LISTED ENTRIES -

<<<<

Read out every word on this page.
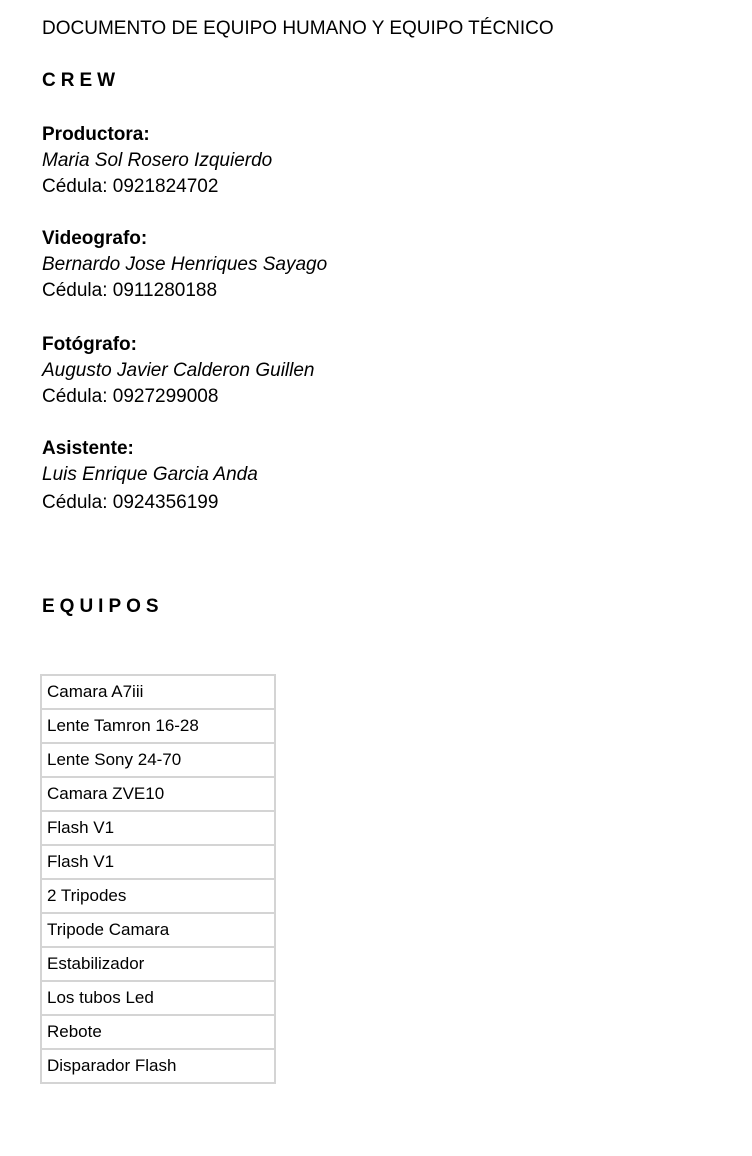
DOCUMENTO DE EQUIPO HUMANO Y EQUIPO TÉCNICO
CREW
Productora:
Maria Sol Rosero Izquierdo
Cédula: 0921824702
Videografo:
Bernardo Jose Henriques Sayago
Cédula: 0911280188
Fotógrafo:
Augusto Javier Calderon Guillen
Cédula: 0927299008
Asistente:
Luis Enrique Garcia Anda
Cédula: 0924356199
EQUIPOS
Camara A7iii
Lente Tamron 16-28
Lente Sony 24-70
Camara ZVE10
Flash V1
Flash V1
2 Tripodes
Tripode Camara
Estabilizador
Los tubos Led
Rebote
Disparador Flash
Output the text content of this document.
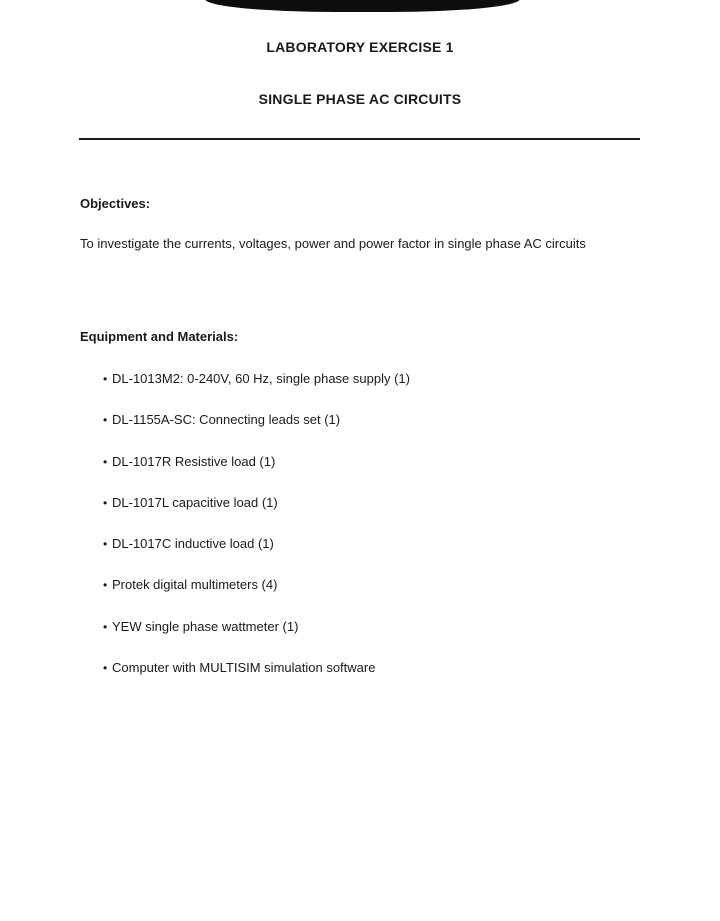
LABORATORY EXERCISE 1
SINGLE PHASE AC CIRCUITS
Objectives:

To investigate the currents, voltages, power and power factor in single phase AC circuits

Equipment and Materials:
• DL-1013M2: 0-240V, 60 Hz, single phase supply (1)
• DL-1155A-SC: Connecting leads set (1)
• DL-1017R Resistive load (1)
• DL-1017L capacitive load (1)
• DL-1017C inductive load (1)
• Protek digital multimeters (4)
• YEW single phase wattmeter (1)
• Computer with MULTISIM simulation software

>>>>

Write out again every line above exactly as given; the pictures do not belong in the copy.

REPLY -
Read out every word on this page.
DOCUMENTO DE EQUIPO HUMANO Y EQUIPO TÉCNICO
CREW
Productora:
Maria Sol Rosero Izquierdo
Cédula: 0921824702
Videografo:
Bernardo Jose Henriques Sayago
Cédula: 0911280188
Fotógrafo:
Augusto Javier Calderon Guillen
Cédula: 0927299008
Asistente:
Luis Enrique Garcia Anda
Cédula: 0924356199
EQUIPOS
Camara A7iii
Lente Tamron 16-28
Lente Sony 24-70
Camara ZVE10
Flash V1
Flash V1
2 Tripodes
Tripode Camara
Estabilizador
Los tubos Led
Rebote
Disparador Flash
Output the text content of this document.
LABORATORY EXERCISE 1
SINGLE PHASE AC CIRCUITS
Objectives:

To investigate the currents, voltages, power and power factor in single phase AC circuits

Equipment and Materials:
• DL-1013M2: 0-240V, 60 Hz, single phase supply (1)
• DL-1155A-SC: Connecting leads set (1)
• DL-1017R Resistive load (1)
• DL-1017L capacitive load (1)
• DL-1017C inductive load (1)
• Protek digital multimeters (4)
• YEW single phase wattmeter (1)
• Computer with MULTISIM simulation software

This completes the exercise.